Task statement: Retype the material in full, keeping every word the same.

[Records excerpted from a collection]
--- START ---

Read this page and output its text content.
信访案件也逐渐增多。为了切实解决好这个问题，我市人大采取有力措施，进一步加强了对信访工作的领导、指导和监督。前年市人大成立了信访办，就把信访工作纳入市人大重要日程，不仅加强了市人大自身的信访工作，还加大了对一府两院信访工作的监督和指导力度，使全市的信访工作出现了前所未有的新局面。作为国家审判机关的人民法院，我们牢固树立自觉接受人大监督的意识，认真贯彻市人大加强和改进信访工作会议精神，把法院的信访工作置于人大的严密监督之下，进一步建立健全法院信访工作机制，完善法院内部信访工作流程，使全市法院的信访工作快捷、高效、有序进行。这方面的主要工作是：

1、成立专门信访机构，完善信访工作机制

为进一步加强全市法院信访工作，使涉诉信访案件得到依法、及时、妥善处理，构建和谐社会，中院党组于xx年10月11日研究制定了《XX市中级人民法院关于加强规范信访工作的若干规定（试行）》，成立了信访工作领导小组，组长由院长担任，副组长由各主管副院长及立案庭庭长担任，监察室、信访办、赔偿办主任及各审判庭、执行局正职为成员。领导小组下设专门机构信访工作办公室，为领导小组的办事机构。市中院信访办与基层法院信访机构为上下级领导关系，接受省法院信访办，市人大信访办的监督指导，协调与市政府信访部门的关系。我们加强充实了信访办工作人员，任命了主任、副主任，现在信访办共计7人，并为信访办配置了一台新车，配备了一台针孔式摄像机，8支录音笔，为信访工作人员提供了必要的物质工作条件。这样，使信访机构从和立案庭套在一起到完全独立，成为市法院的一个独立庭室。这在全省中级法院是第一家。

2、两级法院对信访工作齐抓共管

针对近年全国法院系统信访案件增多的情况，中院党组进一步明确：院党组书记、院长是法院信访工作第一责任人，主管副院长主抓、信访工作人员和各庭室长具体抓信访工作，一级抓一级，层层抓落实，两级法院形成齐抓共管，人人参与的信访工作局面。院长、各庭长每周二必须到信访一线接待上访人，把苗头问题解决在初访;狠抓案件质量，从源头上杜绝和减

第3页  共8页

--- END ---

Worked solution:
Read this page and output its text content.
信访案件也逐渐增多。为了切实解决好这个问题，我市人大采取有力措施，进一步加强了对信访工作的领导、指导和监督。前年市人大成立了信访办，就把信访工作纳入市人大重要日程，不仅加强了市人大自身的信访工作，还加大了对一府两院信访工作的监督和指导力度，使全市的信访工作出现了前所未有的新局面。作为国家审判机关的人民法院，我们牢固树立自觉接受人大监督的意识，认真贯彻市人大加强和改进信访工作会议精神，把法院的信访工作置于人大的严密监督之下，进一步建立健全法院信访工作机制，完善法院内部信访工作流程，使全市法院的信访工作快捷、高效、有序进行。这方面的主要工作是：

1、成立专门信访机构，完善信访工作机制

为进一步加强全市法院信访工作，使涉诉信访案件得到依法、及时、妥善处理，构建和谐社会，中院党组于xx年10月11日研究制定了《XX市中级人民法院关于加强规范信访工作的若干规定（试行）》，成立了信访工作领导小组，组长由院长担任，副组长由各主管副院长及立案庭庭长担任，监察室、信访办、赔偿办主任及各审判庭、执行局正职为成员。领导小组下设专门机构信访工作办公室，为领导小组的办事机构。市中院信访办与基层法院信访机构为上下级领导关系，接受省法院信访办，市人大信访办的监督指导，协调与市政府信访部门的关系。我们加强充实了信访办工作人员，任命了主任、副主任，现在信访办共计7人，并为信访办配置了一台新车，配备了一台针孔式摄像机，8支录音笔，为信访工作人员提供了必要的物质工作条件。这样，使信访机构从和立案庭套在一起到完全独立，成为市法院的一个独立庭室。这在全省中级法院是第一家。

2、两级法院对信访工作齐抓共管

针对近年全国法院系统信访案件增多的情况，中院党组进一步明确：院党组书记、院长是法院信访工作第一责任人，主管副院长主抓、信访工作人员和各庭室长具体抓信访工作，一级抓一级，层层抓落实，两级法院形成齐抓共管，人人参与的信访工作局面。院长、各庭长每周二必须到信访一线接待上访人，把苗头问题解决在初访;狠抓案件质量，从源头上杜绝和减

第3页  共8页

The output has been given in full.